• Task details: What lines of the data include the string "display"? Copy them all.

• Dataset excerpts:
━━━━━━
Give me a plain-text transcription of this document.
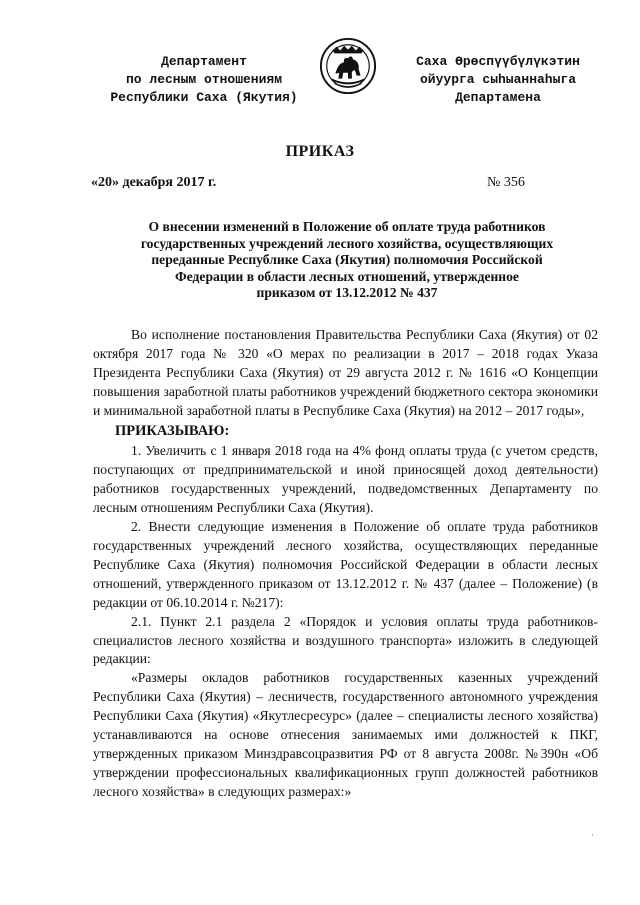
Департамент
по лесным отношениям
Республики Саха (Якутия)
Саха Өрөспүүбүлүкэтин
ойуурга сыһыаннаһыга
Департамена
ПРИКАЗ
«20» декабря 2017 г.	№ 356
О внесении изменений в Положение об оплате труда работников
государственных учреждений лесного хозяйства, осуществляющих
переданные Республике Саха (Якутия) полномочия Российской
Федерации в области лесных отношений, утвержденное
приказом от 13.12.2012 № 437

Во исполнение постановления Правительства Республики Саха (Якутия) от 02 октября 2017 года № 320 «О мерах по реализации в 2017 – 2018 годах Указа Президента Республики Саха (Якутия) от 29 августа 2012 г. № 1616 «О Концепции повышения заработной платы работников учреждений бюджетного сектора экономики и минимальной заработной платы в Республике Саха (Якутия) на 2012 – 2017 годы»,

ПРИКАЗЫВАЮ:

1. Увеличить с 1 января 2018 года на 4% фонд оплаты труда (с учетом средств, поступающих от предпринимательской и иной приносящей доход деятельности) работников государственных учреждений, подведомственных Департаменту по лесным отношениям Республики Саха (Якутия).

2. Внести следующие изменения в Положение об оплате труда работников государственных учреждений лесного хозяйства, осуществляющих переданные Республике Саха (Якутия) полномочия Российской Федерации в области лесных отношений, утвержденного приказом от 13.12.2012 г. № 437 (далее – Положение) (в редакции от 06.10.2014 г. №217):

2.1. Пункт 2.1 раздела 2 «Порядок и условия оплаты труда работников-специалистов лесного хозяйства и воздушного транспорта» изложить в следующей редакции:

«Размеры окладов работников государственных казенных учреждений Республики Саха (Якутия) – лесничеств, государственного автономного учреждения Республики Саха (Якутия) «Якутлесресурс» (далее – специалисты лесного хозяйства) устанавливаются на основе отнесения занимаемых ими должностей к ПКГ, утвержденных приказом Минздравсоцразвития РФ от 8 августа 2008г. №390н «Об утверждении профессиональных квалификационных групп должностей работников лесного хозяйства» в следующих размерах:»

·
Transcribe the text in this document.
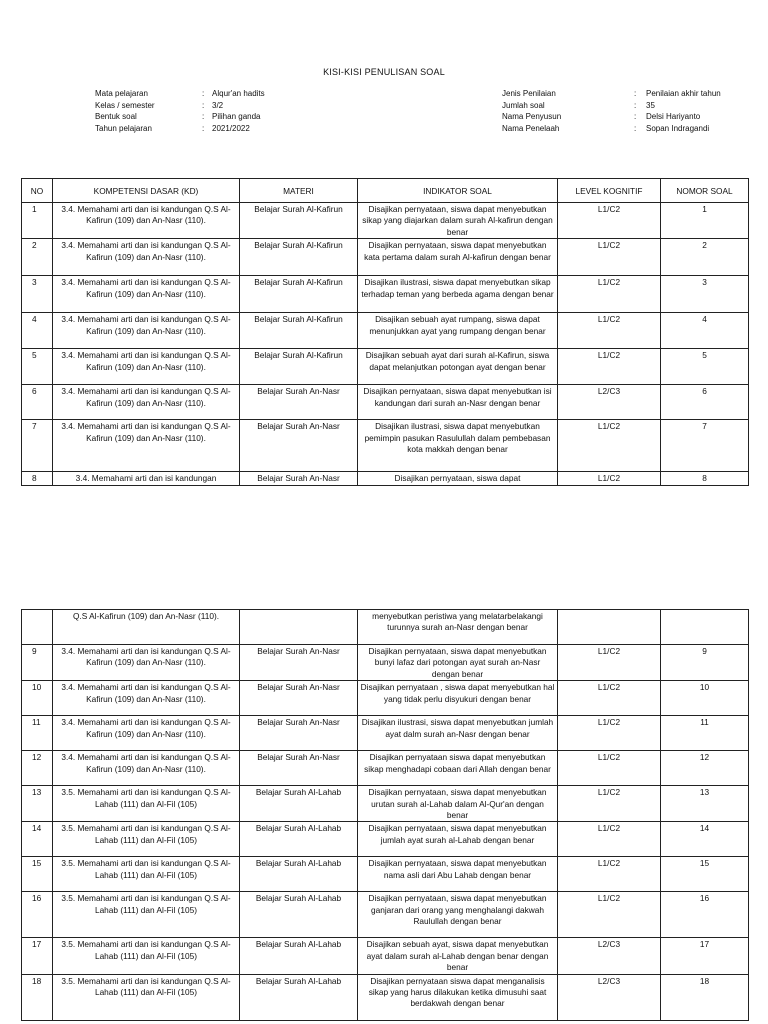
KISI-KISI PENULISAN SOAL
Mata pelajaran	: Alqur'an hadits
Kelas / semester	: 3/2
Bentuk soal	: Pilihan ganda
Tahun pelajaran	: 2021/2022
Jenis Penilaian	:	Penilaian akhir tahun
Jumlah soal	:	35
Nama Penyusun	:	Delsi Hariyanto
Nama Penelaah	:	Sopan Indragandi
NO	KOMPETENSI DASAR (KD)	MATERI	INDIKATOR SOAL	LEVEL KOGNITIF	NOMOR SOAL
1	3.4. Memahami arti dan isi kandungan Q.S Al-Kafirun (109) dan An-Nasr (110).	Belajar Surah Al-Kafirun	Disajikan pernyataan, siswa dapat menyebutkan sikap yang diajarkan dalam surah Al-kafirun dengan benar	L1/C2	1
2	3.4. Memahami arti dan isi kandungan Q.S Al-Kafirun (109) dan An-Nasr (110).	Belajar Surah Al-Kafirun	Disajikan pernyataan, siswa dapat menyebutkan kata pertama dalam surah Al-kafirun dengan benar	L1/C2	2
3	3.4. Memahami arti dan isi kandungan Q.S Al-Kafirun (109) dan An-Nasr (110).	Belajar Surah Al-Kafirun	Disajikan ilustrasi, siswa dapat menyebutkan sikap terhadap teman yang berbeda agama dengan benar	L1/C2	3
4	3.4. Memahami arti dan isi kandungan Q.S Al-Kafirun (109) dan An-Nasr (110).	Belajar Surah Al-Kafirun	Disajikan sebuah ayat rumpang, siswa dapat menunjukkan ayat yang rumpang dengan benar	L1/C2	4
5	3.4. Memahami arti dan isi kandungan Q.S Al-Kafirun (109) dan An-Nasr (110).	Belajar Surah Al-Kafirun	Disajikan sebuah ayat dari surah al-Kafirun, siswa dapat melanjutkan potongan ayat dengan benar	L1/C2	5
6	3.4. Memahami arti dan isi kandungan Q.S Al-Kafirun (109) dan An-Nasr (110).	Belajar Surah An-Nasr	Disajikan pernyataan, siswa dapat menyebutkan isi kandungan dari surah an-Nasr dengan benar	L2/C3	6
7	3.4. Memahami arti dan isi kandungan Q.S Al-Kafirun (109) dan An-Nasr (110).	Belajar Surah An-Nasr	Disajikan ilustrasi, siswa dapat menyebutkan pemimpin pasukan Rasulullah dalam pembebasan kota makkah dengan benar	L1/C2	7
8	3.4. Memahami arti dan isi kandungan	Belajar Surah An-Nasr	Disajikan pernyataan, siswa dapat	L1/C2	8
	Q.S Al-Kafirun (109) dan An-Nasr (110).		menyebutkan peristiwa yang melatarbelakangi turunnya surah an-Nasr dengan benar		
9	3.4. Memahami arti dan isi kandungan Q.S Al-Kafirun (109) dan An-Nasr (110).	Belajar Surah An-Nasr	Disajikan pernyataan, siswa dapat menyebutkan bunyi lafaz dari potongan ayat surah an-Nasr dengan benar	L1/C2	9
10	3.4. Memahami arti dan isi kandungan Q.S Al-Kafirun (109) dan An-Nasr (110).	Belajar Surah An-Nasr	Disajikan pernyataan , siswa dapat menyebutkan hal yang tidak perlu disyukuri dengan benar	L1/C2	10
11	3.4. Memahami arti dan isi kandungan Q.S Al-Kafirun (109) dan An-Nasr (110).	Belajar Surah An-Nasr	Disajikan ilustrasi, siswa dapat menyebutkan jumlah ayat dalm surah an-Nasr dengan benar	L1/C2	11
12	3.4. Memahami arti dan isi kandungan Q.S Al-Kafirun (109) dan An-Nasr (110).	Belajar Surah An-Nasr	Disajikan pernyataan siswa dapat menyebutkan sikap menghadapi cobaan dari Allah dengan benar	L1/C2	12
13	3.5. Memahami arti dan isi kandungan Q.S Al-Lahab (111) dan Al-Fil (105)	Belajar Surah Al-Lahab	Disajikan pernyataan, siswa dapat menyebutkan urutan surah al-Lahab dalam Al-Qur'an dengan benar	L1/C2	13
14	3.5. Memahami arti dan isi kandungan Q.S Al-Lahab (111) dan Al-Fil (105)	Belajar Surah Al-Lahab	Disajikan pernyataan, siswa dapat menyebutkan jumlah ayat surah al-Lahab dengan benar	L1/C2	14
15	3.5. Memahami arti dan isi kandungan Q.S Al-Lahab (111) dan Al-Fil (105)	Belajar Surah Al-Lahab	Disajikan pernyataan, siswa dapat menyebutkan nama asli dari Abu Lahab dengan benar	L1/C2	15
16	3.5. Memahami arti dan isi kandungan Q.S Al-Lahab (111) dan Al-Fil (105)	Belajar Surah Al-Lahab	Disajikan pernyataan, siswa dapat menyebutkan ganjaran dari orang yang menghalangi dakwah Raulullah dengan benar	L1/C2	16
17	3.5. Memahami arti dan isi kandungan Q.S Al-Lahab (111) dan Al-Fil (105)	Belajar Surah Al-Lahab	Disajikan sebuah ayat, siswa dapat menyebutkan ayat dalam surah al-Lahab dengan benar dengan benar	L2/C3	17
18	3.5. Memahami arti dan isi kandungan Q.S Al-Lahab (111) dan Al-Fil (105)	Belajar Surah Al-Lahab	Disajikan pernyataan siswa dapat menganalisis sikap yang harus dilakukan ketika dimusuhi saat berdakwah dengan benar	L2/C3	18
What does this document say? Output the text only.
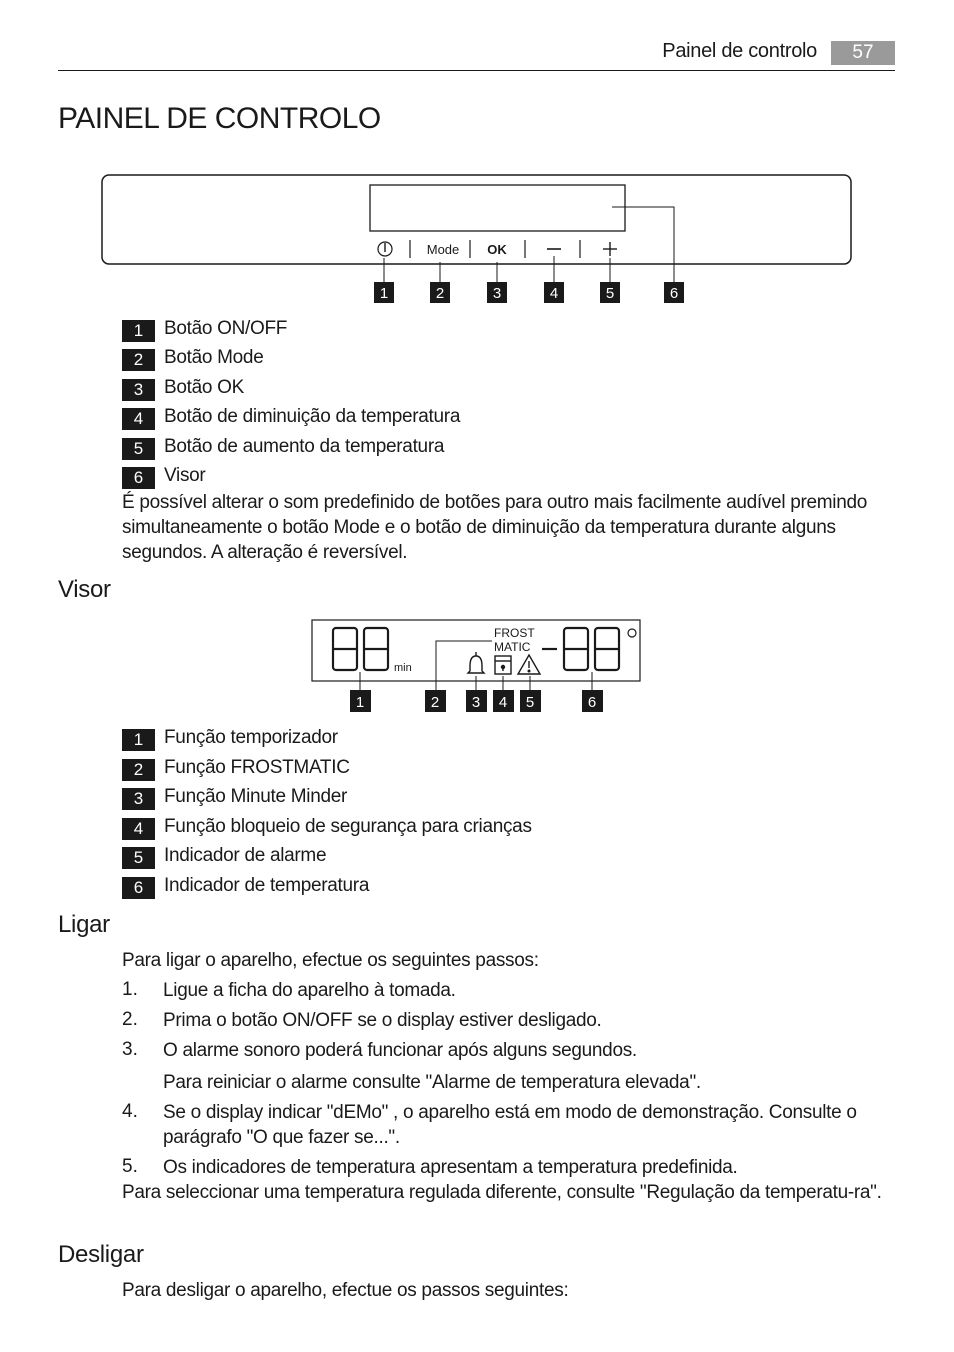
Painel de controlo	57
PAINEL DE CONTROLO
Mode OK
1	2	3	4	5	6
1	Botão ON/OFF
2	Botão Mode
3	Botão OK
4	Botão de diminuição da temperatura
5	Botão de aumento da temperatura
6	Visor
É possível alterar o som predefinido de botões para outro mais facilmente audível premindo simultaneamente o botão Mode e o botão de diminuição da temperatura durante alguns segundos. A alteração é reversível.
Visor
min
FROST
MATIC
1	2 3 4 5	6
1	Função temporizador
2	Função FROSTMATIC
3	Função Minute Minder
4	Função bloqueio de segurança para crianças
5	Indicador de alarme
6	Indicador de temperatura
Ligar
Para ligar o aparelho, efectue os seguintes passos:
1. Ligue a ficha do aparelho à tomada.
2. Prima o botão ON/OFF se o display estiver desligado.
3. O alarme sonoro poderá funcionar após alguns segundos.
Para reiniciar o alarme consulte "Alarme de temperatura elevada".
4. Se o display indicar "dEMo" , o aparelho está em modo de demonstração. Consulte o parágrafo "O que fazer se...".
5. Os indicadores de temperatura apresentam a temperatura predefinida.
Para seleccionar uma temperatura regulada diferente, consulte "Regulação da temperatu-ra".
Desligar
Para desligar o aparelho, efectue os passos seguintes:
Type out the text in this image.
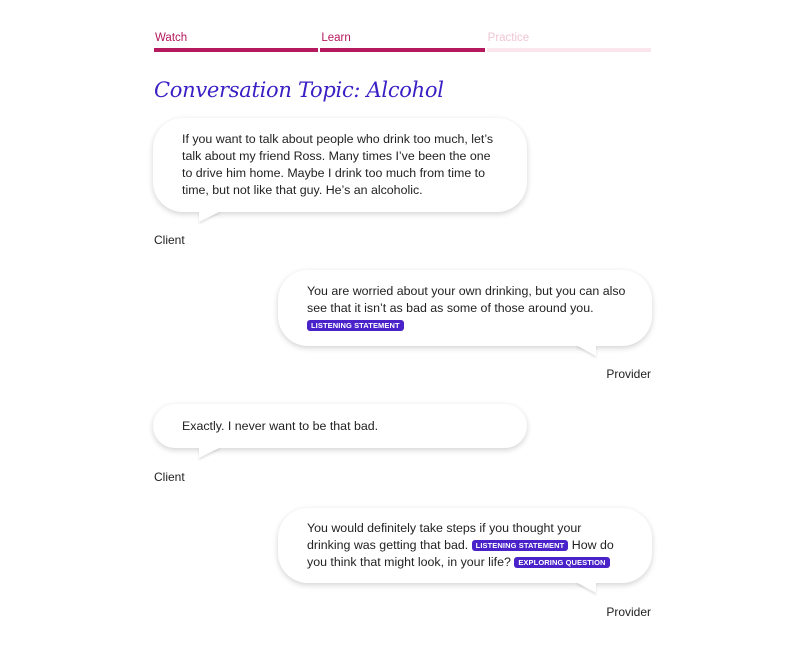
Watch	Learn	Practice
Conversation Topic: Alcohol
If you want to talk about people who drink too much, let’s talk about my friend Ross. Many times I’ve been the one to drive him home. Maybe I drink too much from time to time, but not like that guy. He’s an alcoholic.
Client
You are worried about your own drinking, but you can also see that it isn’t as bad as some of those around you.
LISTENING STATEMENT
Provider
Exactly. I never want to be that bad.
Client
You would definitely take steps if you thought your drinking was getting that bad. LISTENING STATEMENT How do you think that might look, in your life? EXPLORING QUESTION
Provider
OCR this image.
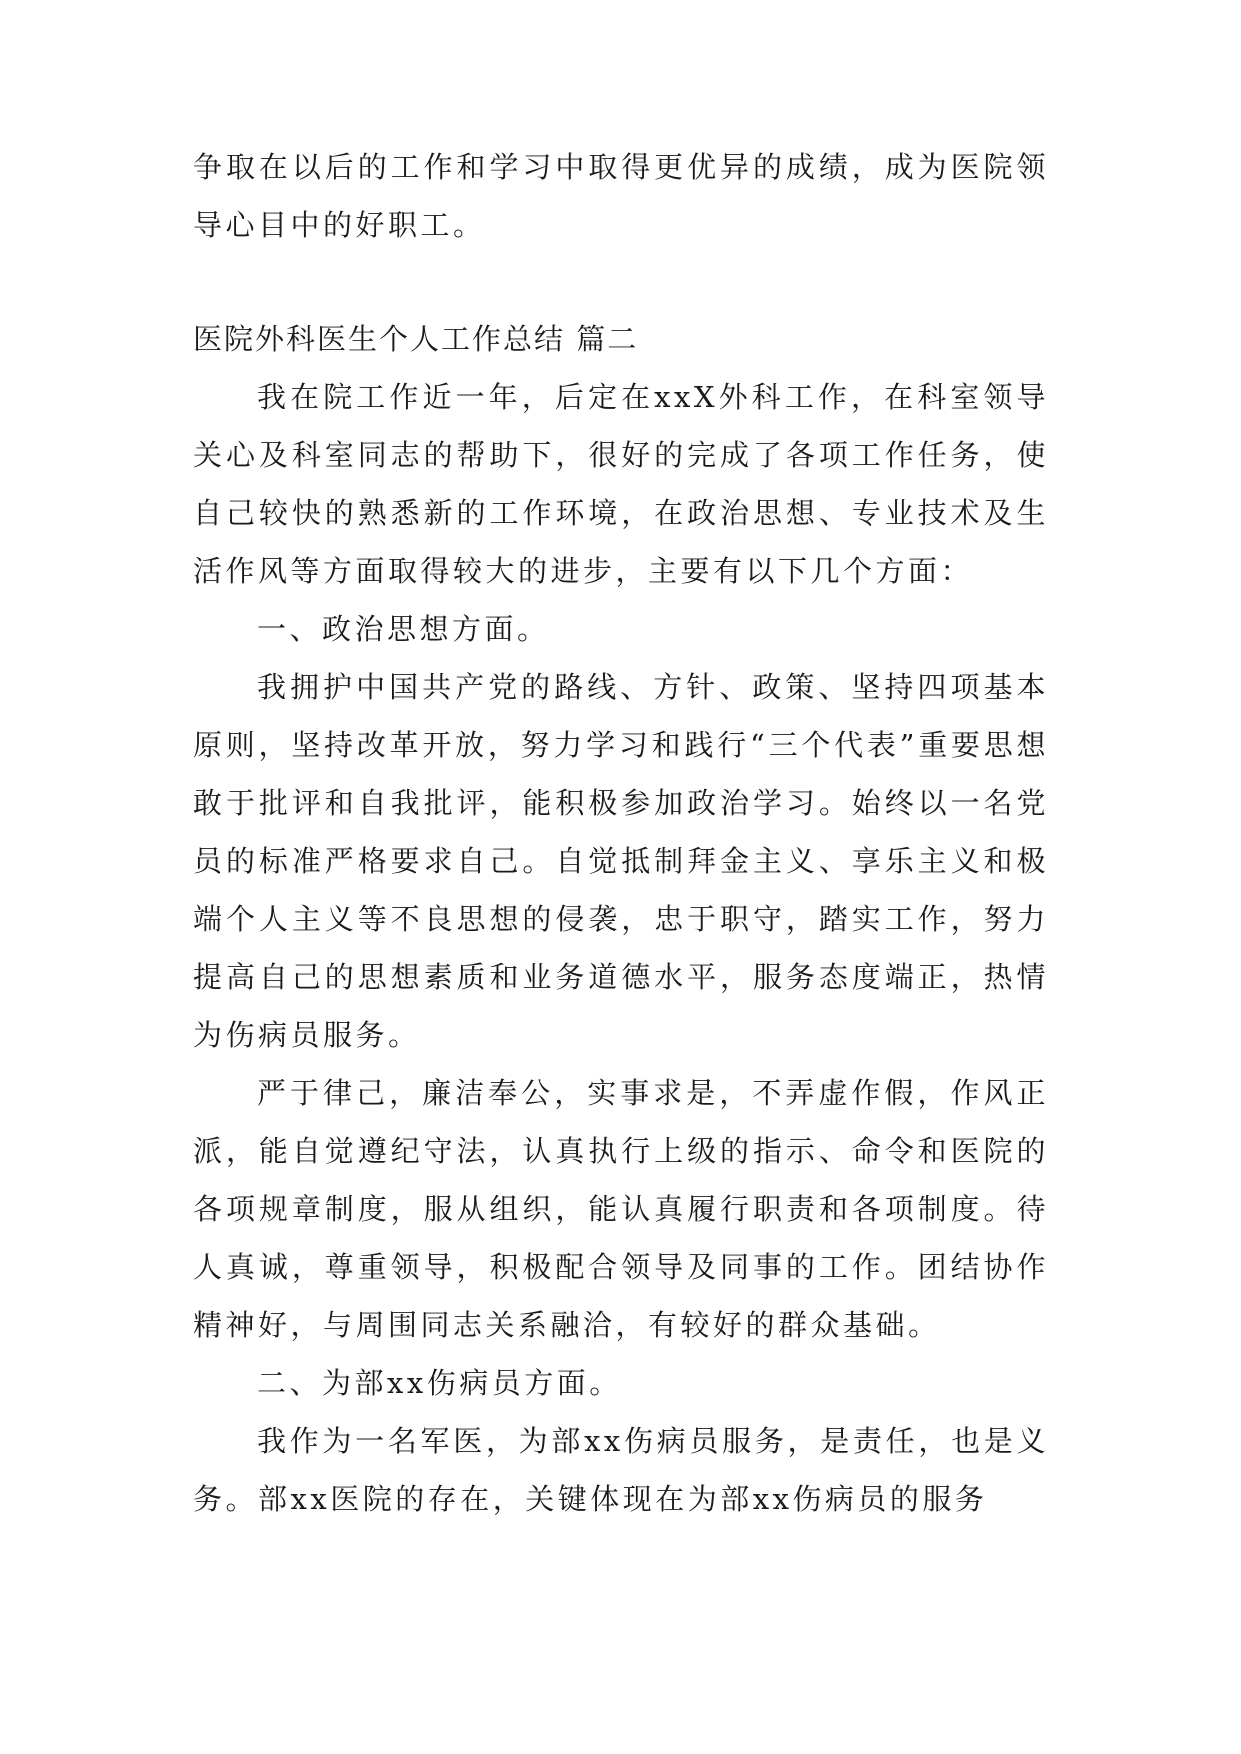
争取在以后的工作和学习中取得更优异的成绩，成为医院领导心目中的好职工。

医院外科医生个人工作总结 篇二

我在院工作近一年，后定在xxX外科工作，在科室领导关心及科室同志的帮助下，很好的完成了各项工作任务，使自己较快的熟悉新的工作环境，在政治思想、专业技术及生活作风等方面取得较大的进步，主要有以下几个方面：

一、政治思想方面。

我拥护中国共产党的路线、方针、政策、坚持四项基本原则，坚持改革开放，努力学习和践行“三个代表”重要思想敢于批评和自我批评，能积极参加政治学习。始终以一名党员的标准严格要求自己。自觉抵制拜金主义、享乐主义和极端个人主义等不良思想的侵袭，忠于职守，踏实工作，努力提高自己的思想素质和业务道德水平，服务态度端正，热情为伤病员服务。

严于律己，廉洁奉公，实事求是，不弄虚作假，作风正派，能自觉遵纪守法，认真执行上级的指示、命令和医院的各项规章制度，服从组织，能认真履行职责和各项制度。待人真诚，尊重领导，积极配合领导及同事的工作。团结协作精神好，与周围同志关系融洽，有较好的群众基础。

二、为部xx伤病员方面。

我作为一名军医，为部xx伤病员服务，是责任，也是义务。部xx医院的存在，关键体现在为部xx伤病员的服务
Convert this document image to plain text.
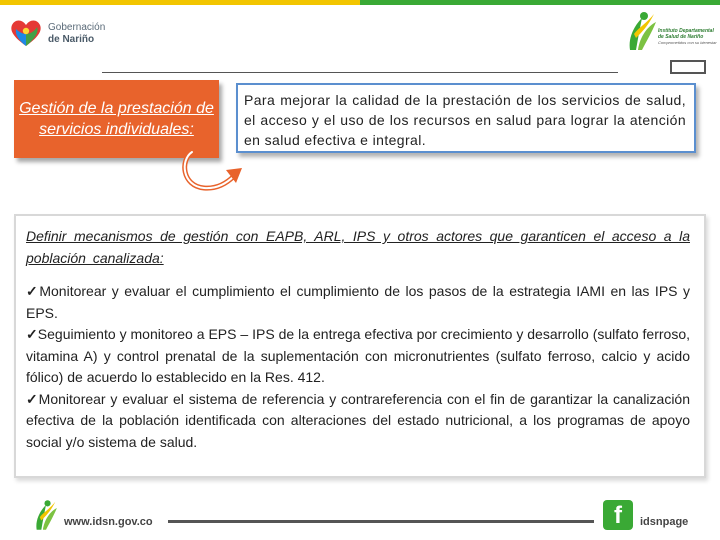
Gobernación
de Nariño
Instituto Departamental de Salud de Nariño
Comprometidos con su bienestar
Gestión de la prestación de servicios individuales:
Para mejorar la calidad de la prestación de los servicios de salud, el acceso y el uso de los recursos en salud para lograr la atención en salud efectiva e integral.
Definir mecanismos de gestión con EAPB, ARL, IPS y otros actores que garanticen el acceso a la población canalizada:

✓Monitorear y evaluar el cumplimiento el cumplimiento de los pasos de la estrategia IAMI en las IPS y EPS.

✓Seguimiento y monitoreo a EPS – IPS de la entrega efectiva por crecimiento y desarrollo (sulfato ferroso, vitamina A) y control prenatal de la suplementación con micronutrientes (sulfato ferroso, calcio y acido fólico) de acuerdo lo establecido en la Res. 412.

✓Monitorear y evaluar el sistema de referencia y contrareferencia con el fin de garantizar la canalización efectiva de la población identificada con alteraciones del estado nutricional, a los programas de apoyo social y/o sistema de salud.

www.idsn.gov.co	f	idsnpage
━━━━━━
• Response to the exercise:
2. Prima o botão ON/OFF se o display estiver desligado.
4. Se o display indicar "dEMo" , o aparelho está em modo de demonstração. Consulte o parágrafo "O que fazer se...".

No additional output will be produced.